** Data entries **

============

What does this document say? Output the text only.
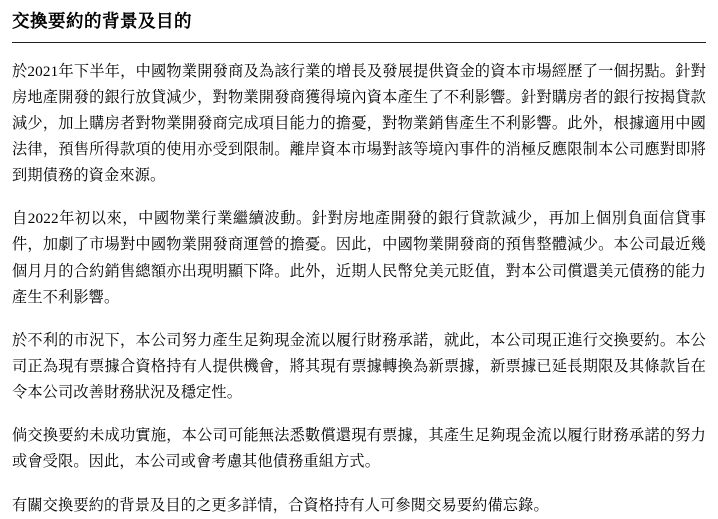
交換要約的背景及目的

於2021年下半年，中國物業開發商及為該行業的增長及發展提供資金的資本市場經歷了一個拐點。針對房地產開發的銀行放貸減少，對物業開發商獲得境內資本產生了不利影響。針對購房者的銀行按揭貸款減少，加上購房者對物業開發商完成項目能力的擔憂，對物業銷售產生不利影響。此外，根據適用中國法律，預售所得款項的使用亦受到限制。離岸資本市場對該等境內事件的消極反應限制本公司應對即將到期債務的資金來源。

自2022年初以來，中國物業行業繼續波動。針對房地產開發的銀行貸款減少，再加上個別負面信貸事件，加劇了市場對中國物業開發商運營的擔憂。因此，中國物業開發商的預售整體減少。本公司最近幾個月月的合約銷售總額亦出現明顯下降。此外，近期人民幣兌美元貶值，對本公司償還美元債務的能力產生不利影響。

於不利的市況下，本公司努力產生足夠現金流以履行財務承諾，就此，本公司現正進行交換要約。本公司正為現有票據合資格持有人提供機會，將其現有票據轉換為新票據，新票據已延長期限及其條款旨在令本公司改善財務狀況及穩定性。

倘交換要約未成功實施，本公司可能無法悉數償還現有票據，其產生足夠現金流以履行財務承諾的努力或會受限。因此，本公司或會考慮其他債務重組方式。

有關交換要約的背景及目的之更多詳情，合資格持有人可參閱交易要約備忘錄。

============

** Problem requirements **
Using the data above, write out every line exactly, leaving the images behind.

** Final result **
What does this document say? Output the text only.
交換要約的背景及目的

於2021年下半年，中國物業開發商及為該行業的增長及發展提供資金的資本市場經歷了一個拐點。針對房地產開發的銀行放貸減少，對物業開發商獲得境內資本產生了不利影響。針對購房者的銀行按揭貸款減少，加上購房者對物業開發商完成項目能力的擔憂，對物業銷售產生不利影響。此外，根據適用中國法律，預售所得款項的使用亦受到限制。離岸資本市場對該等境內事件的消極反應限制本公司應對即將到期債務的資金來源。

自2022年初以來，中國物業行業繼續波動。針對房地產開發的銀行貸款減少，再加上個別負面信貸事件，加劇了市場對中國物業開發商運營的擔憂。因此，中國物業開發商的預售整體減少。本公司最近幾個月月的合約銷售總額亦出現明顯下降。此外，近期人民幣兌美元貶值，對本公司償還美元債務的能力產生不利影響。

於不利的市況下，本公司努力產生足夠現金流以履行財務承諾，就此，本公司現正進行交換要約。本公司正為現有票據合資格持有人提供機會，將其現有票據轉換為新票據，新票據已延長期限及其條款旨在令本公司改善財務狀況及穩定性。

倘交換要約未成功實施，本公司可能無法悉數償還現有票據，其產生足夠現金流以履行財務承諾的努力或會受限。因此，本公司或會考慮其他債務重組方式。

有關交換要約的背景及目的之更多詳情，合資格持有人可參閱交易要約備忘錄。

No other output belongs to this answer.